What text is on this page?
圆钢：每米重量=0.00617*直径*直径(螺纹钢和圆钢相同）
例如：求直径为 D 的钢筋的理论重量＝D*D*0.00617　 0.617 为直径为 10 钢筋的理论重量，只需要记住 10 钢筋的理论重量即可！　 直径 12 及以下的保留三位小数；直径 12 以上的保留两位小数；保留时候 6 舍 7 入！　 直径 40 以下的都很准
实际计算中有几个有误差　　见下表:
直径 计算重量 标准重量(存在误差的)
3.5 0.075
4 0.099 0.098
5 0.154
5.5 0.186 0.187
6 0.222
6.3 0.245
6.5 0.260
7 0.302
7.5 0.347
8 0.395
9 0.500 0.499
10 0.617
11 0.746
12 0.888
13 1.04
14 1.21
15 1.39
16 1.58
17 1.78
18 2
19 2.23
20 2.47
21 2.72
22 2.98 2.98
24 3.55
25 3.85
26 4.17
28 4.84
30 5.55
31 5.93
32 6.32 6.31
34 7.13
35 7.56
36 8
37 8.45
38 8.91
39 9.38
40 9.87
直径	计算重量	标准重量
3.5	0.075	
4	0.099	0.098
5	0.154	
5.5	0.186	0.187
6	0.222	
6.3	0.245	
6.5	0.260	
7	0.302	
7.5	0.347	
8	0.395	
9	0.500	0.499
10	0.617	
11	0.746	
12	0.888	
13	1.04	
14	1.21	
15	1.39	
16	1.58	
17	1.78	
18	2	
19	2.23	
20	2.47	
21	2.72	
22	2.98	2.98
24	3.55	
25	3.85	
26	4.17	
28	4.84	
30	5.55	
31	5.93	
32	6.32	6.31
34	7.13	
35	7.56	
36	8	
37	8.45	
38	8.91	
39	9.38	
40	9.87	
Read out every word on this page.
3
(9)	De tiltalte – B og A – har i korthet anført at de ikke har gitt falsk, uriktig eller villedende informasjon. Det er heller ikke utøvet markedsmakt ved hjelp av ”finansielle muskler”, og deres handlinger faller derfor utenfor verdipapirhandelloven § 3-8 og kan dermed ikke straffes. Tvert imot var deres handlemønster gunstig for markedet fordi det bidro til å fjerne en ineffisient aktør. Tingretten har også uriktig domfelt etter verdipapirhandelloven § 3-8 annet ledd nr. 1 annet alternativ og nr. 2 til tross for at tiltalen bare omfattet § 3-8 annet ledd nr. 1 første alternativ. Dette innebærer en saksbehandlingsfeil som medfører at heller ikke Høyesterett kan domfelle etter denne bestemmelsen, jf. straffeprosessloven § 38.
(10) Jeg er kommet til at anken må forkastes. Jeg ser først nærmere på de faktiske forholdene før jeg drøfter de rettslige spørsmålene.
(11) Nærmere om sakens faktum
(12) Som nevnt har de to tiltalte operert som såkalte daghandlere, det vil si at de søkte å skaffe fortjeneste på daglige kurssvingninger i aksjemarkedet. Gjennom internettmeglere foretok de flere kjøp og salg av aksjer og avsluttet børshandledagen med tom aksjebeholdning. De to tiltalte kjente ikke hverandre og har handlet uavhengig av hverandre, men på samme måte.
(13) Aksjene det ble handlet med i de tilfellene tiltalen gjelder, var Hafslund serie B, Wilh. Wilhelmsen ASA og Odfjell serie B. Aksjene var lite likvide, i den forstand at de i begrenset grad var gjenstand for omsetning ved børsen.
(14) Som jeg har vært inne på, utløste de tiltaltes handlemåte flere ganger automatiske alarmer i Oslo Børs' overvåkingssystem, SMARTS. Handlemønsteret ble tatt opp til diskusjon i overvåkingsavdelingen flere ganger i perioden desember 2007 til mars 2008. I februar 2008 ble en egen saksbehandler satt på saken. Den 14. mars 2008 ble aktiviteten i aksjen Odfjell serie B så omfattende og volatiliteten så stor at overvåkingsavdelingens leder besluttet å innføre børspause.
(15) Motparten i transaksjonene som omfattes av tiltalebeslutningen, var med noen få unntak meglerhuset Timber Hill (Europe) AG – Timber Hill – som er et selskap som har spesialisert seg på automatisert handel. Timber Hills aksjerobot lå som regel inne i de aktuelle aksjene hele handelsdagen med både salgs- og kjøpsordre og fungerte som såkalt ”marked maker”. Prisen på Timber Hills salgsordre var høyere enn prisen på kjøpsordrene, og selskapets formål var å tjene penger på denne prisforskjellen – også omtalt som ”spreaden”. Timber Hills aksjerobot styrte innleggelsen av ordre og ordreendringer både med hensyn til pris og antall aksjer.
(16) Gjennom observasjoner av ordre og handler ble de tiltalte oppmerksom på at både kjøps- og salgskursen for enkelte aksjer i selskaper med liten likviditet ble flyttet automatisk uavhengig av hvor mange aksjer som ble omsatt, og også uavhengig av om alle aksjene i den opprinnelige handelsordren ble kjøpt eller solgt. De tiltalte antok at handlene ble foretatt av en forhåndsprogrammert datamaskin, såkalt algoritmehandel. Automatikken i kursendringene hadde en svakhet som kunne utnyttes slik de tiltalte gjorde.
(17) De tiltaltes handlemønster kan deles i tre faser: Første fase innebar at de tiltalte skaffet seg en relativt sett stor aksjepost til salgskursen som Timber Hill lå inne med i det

══════

Find the lines with the string "this" and reproduce them.

What text is on this page?
Read out every word on this page.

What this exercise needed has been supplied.